THE EXERCISE =>
Gather up the lines that contain "lanciare".

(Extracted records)
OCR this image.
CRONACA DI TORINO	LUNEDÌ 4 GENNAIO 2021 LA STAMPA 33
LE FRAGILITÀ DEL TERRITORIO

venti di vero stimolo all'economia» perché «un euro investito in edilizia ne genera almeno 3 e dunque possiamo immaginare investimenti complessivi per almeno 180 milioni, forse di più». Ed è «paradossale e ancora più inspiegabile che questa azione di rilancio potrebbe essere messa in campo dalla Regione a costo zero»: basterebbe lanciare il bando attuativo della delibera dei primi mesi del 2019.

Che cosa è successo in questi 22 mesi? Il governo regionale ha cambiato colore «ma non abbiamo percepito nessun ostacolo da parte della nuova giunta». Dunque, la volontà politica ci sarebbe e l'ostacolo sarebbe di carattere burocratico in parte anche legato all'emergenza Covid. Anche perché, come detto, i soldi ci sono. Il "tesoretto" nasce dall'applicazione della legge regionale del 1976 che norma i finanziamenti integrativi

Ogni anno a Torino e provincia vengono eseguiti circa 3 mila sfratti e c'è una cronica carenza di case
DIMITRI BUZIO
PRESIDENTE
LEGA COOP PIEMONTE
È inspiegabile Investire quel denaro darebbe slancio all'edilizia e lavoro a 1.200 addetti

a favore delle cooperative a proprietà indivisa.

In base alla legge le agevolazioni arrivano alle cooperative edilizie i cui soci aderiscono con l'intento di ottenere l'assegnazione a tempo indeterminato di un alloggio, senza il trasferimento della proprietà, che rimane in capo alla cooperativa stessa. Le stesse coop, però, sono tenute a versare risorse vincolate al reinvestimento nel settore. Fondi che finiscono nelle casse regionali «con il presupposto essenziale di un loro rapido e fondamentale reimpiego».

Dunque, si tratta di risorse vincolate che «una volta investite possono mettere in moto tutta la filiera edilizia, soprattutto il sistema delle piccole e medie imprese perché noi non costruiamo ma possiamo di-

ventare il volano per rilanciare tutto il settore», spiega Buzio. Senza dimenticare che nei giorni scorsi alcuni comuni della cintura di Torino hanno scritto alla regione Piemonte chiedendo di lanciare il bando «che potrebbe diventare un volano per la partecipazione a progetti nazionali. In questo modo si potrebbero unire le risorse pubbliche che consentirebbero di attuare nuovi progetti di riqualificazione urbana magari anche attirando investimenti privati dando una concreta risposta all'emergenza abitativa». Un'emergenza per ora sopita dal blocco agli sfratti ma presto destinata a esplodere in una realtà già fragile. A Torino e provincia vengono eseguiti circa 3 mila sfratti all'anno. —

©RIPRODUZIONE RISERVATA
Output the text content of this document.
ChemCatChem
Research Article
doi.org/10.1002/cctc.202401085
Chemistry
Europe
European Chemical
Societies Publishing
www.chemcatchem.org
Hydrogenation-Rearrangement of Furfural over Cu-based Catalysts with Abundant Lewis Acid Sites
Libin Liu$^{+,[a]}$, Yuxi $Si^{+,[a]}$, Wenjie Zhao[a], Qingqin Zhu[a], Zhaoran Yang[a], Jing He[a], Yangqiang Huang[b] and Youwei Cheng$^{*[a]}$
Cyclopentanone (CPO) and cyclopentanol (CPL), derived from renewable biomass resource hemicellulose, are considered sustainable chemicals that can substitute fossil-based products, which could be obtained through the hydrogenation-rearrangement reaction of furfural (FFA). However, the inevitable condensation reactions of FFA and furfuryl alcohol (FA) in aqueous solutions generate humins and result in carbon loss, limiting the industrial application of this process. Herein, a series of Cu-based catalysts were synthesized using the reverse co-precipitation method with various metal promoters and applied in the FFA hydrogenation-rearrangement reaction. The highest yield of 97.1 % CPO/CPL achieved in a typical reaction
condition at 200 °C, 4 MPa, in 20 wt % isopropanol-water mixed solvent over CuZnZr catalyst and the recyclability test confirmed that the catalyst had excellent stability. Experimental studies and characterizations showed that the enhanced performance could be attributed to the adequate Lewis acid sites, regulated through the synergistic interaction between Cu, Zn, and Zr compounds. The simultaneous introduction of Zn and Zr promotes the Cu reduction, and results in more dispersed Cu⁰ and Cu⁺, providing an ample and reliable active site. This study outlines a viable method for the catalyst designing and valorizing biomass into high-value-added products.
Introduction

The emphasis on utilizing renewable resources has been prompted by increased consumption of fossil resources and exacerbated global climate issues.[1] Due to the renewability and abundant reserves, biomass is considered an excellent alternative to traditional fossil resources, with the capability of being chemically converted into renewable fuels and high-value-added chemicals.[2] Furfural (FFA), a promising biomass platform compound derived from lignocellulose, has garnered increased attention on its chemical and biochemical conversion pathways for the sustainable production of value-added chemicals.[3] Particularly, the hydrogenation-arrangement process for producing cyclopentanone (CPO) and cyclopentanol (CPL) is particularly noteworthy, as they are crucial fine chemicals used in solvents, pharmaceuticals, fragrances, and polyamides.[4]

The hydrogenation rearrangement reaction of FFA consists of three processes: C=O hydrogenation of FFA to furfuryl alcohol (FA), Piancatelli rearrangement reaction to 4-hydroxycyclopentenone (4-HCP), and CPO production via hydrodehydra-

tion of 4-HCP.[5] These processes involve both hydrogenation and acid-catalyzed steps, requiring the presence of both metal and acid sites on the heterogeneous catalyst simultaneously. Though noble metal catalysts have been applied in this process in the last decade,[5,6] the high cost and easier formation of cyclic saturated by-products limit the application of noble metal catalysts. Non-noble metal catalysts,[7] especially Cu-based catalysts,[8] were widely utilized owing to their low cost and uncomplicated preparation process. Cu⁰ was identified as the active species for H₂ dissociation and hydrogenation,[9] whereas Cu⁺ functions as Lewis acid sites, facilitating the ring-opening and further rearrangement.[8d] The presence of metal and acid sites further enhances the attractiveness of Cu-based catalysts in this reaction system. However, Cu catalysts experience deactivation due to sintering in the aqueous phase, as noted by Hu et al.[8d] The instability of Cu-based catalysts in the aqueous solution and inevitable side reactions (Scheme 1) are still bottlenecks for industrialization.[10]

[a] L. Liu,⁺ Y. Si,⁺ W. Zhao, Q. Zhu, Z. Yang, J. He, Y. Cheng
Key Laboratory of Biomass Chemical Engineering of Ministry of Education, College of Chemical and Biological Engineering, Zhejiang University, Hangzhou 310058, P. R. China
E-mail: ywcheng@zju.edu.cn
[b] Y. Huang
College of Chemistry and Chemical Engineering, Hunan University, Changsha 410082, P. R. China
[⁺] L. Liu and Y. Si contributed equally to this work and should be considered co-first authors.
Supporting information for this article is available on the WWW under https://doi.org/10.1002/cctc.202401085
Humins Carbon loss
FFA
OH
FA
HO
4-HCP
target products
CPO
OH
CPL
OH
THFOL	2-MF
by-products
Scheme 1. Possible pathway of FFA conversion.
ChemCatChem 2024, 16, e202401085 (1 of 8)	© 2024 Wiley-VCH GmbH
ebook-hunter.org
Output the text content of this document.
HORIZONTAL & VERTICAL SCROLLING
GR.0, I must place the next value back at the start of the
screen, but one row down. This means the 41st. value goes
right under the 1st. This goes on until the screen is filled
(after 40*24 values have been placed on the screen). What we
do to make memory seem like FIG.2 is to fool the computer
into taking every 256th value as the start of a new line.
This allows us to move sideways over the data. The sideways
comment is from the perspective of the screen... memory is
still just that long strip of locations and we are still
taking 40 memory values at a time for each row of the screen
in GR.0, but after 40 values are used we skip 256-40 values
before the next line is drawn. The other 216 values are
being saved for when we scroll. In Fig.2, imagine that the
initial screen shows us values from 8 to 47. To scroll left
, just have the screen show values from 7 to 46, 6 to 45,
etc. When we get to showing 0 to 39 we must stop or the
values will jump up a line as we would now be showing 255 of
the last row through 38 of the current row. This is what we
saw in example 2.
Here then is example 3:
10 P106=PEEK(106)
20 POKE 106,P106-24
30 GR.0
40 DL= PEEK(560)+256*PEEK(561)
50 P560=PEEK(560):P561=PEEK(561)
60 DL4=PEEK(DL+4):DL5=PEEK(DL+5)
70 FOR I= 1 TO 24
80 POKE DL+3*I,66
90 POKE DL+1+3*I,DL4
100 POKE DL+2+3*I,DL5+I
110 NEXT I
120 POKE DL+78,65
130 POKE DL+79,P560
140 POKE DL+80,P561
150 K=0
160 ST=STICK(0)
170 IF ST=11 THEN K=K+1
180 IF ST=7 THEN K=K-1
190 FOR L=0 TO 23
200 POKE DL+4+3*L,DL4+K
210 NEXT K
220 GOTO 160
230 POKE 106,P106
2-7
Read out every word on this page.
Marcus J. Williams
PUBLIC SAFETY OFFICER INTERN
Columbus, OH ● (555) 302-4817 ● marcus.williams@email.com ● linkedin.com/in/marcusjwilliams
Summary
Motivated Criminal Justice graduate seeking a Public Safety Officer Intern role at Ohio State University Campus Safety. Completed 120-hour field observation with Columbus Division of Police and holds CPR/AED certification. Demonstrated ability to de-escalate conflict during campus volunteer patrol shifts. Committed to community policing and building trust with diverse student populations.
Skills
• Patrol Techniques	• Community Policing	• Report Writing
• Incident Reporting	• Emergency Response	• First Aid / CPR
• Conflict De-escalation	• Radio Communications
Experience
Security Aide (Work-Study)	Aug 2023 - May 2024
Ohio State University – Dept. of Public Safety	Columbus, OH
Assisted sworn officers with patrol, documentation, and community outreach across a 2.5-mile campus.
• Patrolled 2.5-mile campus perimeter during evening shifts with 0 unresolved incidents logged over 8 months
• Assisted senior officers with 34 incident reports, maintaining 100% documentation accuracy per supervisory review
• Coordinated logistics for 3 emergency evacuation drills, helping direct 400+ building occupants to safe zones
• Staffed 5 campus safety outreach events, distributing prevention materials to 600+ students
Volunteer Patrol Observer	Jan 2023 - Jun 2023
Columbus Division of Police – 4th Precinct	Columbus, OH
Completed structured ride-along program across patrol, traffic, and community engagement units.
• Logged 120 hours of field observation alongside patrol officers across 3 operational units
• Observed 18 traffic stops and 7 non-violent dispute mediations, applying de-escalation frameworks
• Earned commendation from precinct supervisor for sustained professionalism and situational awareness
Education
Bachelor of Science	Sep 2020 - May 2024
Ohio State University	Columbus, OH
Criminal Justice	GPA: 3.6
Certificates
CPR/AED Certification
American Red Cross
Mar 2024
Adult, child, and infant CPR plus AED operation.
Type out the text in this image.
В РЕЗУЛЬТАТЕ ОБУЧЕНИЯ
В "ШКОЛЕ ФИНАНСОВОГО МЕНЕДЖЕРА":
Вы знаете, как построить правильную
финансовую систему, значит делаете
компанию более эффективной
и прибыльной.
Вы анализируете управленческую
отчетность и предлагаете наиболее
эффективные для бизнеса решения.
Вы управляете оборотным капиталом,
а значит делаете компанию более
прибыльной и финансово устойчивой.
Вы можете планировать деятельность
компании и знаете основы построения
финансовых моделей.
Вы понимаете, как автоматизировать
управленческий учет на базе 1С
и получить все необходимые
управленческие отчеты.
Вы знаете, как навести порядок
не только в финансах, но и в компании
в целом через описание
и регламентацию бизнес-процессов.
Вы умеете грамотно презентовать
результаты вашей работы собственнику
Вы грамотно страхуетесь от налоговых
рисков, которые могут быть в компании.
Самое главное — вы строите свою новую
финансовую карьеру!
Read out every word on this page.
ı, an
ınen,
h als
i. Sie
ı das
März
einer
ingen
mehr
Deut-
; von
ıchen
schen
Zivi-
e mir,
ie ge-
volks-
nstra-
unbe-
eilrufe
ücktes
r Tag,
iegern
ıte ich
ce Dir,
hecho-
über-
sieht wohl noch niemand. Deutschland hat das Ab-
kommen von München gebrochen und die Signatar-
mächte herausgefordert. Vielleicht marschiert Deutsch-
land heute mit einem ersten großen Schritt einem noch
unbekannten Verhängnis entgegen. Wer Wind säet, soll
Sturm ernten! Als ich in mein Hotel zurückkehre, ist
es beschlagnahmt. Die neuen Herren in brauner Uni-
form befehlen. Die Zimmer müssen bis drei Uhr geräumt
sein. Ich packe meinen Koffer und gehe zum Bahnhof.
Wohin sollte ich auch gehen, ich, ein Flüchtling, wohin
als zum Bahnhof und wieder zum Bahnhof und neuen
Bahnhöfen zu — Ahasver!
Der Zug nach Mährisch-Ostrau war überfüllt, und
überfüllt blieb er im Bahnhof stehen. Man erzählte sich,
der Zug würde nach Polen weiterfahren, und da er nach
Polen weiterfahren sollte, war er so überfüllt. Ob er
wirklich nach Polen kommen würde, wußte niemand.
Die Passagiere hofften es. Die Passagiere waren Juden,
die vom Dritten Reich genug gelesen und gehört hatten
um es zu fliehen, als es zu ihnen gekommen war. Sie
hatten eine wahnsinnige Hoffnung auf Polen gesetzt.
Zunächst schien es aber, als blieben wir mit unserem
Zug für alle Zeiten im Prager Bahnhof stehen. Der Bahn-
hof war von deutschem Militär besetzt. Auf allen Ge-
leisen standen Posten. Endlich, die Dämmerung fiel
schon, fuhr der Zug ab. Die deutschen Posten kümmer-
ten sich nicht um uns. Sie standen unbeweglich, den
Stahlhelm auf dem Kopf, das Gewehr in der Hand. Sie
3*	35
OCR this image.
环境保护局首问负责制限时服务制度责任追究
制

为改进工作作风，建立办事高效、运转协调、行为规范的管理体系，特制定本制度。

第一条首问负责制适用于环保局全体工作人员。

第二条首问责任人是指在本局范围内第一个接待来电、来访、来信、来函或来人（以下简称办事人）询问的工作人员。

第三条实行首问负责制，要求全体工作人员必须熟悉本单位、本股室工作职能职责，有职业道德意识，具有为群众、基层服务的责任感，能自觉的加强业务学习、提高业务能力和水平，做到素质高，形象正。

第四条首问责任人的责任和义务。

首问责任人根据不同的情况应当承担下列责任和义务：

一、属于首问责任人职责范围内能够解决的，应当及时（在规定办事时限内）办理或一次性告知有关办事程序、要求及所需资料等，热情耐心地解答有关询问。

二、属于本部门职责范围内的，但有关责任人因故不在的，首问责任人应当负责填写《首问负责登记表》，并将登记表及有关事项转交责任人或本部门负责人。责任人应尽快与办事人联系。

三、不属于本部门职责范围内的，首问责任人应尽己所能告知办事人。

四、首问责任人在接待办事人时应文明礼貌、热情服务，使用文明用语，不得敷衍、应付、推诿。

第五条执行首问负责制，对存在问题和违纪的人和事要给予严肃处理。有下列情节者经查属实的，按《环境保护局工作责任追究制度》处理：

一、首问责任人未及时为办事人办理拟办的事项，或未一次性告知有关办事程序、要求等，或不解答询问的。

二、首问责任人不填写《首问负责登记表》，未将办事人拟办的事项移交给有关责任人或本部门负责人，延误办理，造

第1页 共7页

SOLUTION BELOW =>
venti di vero stimolo all'economia» perché «un euro investito in edilizia ne genera almeno 3 e dunque possiamo immaginare investimenti complessivi per almeno 180 milioni, forse di più». Ed è «paradossale e ancora più inspiegabile che questa azione di rilancio potrebbe essere messa in campo dalla Regione a costo zero»: basterebbe lanciare il bando attuativo della delibera dei primi mesi del 2019.
ventare il volano per rilanciare tutto il settore», spiega Buzio. Senza dimenticare che nei giorni scorsi alcuni comuni della cintura di Torino hanno scritto alla regione Piemonte chiedendo di lanciare il bando «che potrebbe diventare un volano per la partecipazione a progetti nazionali. In questo modo si potrebbero unire le risorse pubbliche che consentirebbero di attuare nuovi progetti di riqualificazione urbana magari anche attirando investimenti privati dando una concreta risposta all'emergenza abitativa». Un'emergenza per ora sopita dal blocco agli sfratti ma presto destinata a esplodere in una realtà già fragile. A Torino e provincia vengono eseguiti circa 3 mila sfratti all'anno. —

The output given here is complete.